Extracted records

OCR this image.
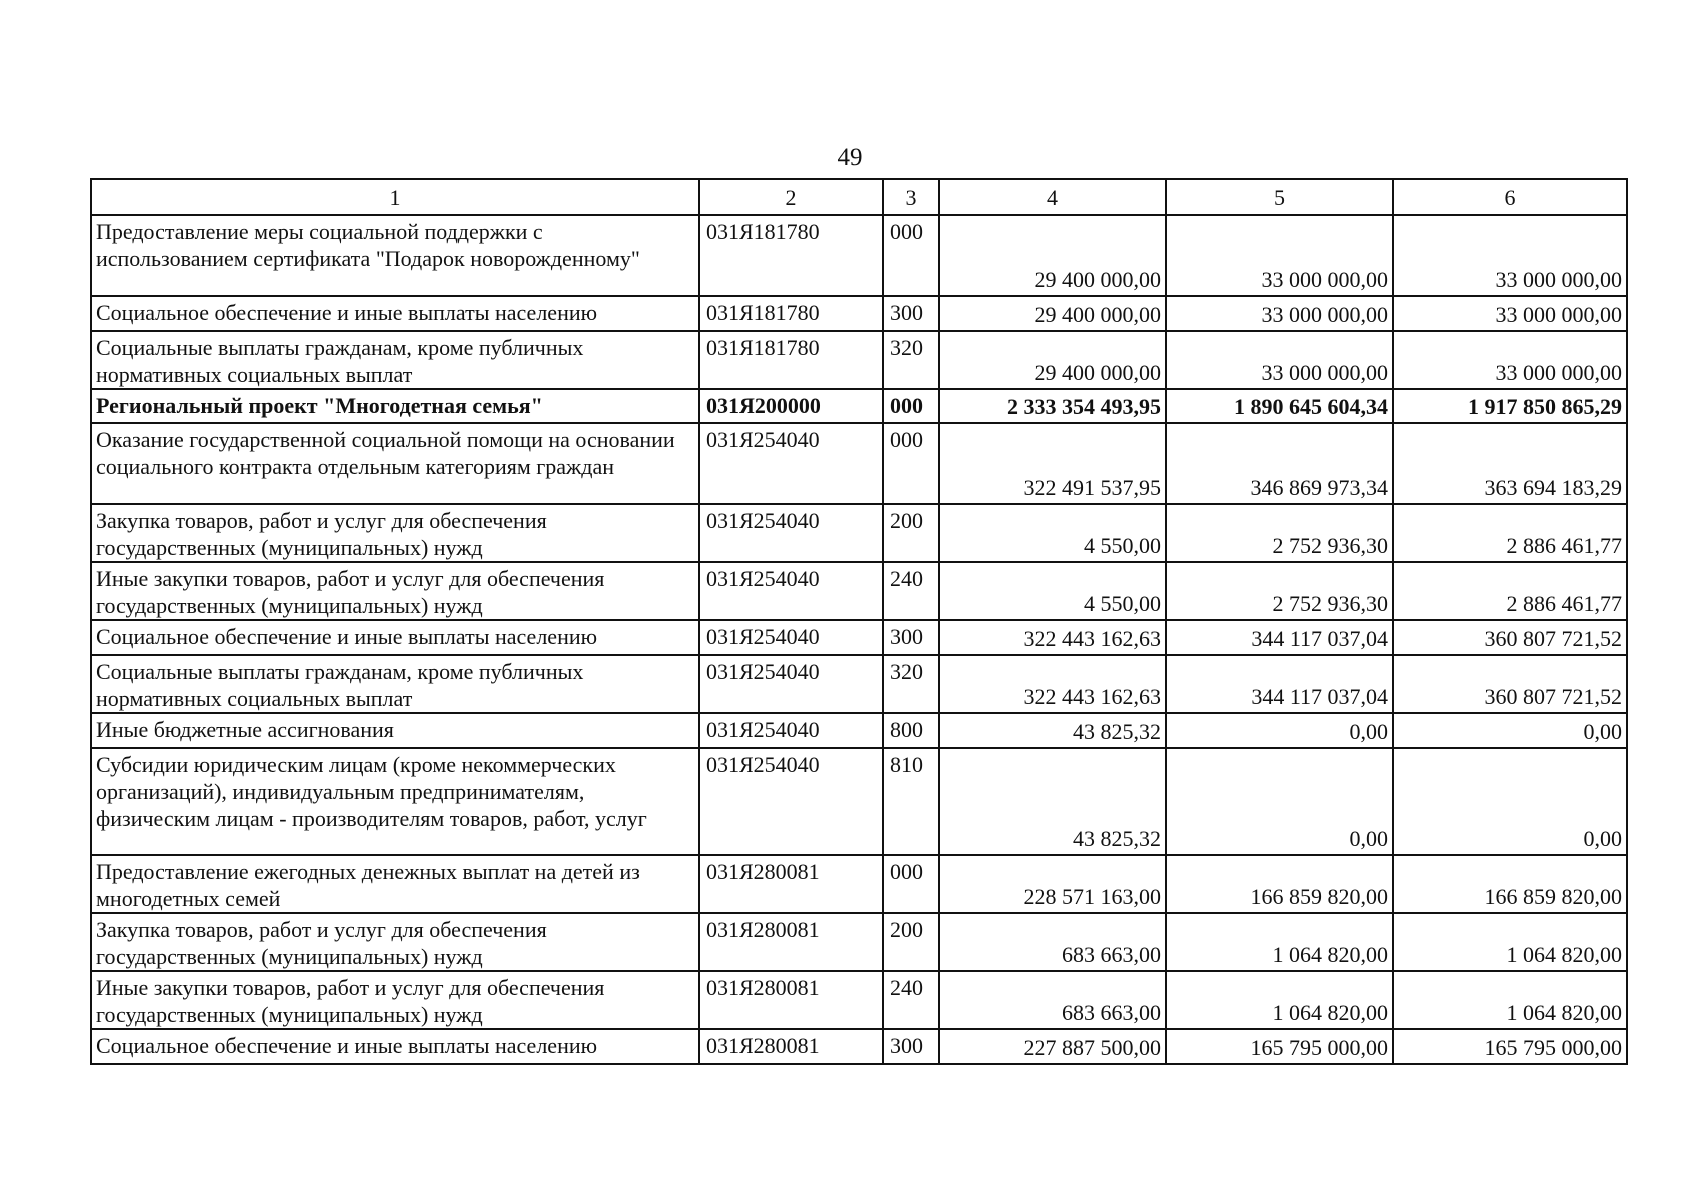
49
1	2	3	4	5	6
Предоставление меры социальной поддержки с использованием сертификата "Подарок новорожденному"	031Я181780	000	29 400 000,00	33 000 000,00	33 000 000,00
Социальное обеспечение и иные выплаты населению	031Я181780	300	29 400 000,00	33 000 000,00	33 000 000,00
Социальные выплаты гражданам, кроме публичных нормативных социальных выплат	031Я181780	320	29 400 000,00	33 000 000,00	33 000 000,00
Региональный проект "Многодетная семья"	031Я200000	000	2 333 354 493,95	1 890 645 604,34	1 917 850 865,29
Оказание государственной социальной помощи на основании социального контракта отдельным категориям граждан	031Я254040	000	322 491 537,95	346 869 973,34	363 694 183,29
Закупка товаров, работ и услуг для обеспечения государственных (муниципальных) нужд	031Я254040	200	4 550,00	2 752 936,30	2 886 461,77
Иные закупки товаров, работ и услуг для обеспечения государственных (муниципальных) нужд	031Я254040	240	4 550,00	2 752 936,30	2 886 461,77
Социальное обеспечение и иные выплаты населению	031Я254040	300	322 443 162,63	344 117 037,04	360 807 721,52
Социальные выплаты гражданам, кроме публичных нормативных социальных выплат	031Я254040	320	322 443 162,63	344 117 037,04	360 807 721,52
Иные бюджетные ассигнования	031Я254040	800	43 825,32	0,00	0,00
Субсидии юридическим лицам (кроме некоммерческих организаций), индивидуальным предпринимателям, физическим лицам - производителям товаров, работ, услуг	031Я254040	810	43 825,32	0,00	0,00
Предоставление ежегодных денежных выплат на детей из многодетных семей	031Я280081	000	228 571 163,00	166 859 820,00	166 859 820,00
Закупка товаров, работ и услуг для обеспечения государственных (муниципальных) нужд	031Я280081	200	683 663,00	1 064 820,00	1 064 820,00
Иные закупки товаров, работ и услуг для обеспечения государственных (муниципальных) нужд	031Я280081	240	683 663,00	1 064 820,00	1 064 820,00
Социальное обеспечение и иные выплаты населению	031Я280081	300	227 887 500,00	165 795 000,00	165 795 000,00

Exercise: Search the entries for the word "социальной" and gather every line where it appears.

Task response:
Предоставление меры социальной поддержки с использованием сертификата "Подарок новорожденному"	031Я181780	000	29 400 000,00	33 000 000,00	33 000 000,00
Оказание государственной социальной помощи на основании социального контракта отдельным категориям граждан	031Я254040	000	322 491 537,95	346 869 973,34	363 694 183,29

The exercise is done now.